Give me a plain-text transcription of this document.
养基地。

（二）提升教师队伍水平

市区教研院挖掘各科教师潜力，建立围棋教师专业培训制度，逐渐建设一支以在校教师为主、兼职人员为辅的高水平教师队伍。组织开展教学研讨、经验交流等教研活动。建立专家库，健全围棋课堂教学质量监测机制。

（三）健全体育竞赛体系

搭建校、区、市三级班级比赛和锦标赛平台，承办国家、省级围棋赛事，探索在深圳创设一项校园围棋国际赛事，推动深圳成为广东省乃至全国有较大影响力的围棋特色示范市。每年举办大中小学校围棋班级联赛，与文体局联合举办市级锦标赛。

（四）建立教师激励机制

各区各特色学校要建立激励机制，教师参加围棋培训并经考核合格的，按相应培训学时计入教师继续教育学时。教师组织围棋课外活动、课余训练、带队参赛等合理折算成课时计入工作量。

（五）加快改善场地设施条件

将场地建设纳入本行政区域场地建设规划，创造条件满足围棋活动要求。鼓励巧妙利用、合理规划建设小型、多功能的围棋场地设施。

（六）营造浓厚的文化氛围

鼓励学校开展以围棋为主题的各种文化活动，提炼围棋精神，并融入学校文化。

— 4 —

◆ ◆ ◆

Give back all the data exactly as written.

Give me a plain-text transcription of this document.
养基地。

（二）提升教师队伍水平

市区教研院挖掘各科教师潜力，建立围棋教师专业培训制度，逐渐建设一支以在校教师为主、兼职人员为辅的高水平教师队伍。组织开展教学研讨、经验交流等教研活动。建立专家库，健全围棋课堂教学质量监测机制。

（三）健全体育竞赛体系

搭建校、区、市三级班级比赛和锦标赛平台，承办国家、省级围棋赛事，探索在深圳创设一项校园围棋国际赛事，推动深圳成为广东省乃至全国有较大影响力的围棋特色示范市。每年举办大中小学校围棋班级联赛，与文体局联合举办市级锦标赛。

（四）建立教师激励机制

各区各特色学校要建立激励机制，教师参加围棋培训并经考核合格的，按相应培训学时计入教师继续教育学时。教师组织围棋课外活动、课余训练、带队参赛等合理折算成课时计入工作量。

（五）加快改善场地设施条件

将场地建设纳入本行政区域场地建设规划，创造条件满足围棋活动要求。鼓励巧妙利用、合理规划建设小型、多功能的围棋场地设施。

（六）营造浓厚的文化氛围

鼓励学校开展以围棋为主题的各种文化活动，提炼围棋精神，并融入学校文化。

— 4 —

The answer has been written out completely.